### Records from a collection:

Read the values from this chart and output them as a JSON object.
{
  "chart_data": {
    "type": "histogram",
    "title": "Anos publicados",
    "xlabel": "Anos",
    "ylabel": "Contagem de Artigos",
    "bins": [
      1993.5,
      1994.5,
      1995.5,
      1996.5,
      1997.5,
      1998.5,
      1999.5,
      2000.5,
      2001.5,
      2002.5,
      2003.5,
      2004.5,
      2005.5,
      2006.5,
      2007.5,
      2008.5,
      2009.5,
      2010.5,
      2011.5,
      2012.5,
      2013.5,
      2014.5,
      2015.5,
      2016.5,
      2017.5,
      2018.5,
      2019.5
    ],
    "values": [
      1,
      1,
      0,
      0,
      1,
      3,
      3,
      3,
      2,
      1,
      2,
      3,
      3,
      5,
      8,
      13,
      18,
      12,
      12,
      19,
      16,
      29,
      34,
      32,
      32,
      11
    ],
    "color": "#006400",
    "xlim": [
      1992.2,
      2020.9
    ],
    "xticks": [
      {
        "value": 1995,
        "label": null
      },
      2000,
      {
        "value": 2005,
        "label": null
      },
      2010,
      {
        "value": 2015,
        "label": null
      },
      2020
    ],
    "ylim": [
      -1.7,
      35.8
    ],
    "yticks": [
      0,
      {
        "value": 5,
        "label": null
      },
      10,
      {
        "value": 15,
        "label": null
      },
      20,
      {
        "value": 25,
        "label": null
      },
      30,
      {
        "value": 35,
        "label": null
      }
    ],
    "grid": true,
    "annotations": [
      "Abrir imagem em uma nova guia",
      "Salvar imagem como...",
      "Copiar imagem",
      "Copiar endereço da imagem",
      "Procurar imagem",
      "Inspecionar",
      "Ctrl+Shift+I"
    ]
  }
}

### DIRECTIONS:
Identify the lines in the records above that contain the word "imagem", then state how many there are and nothing more.

### RESULT OF THE TASK:
5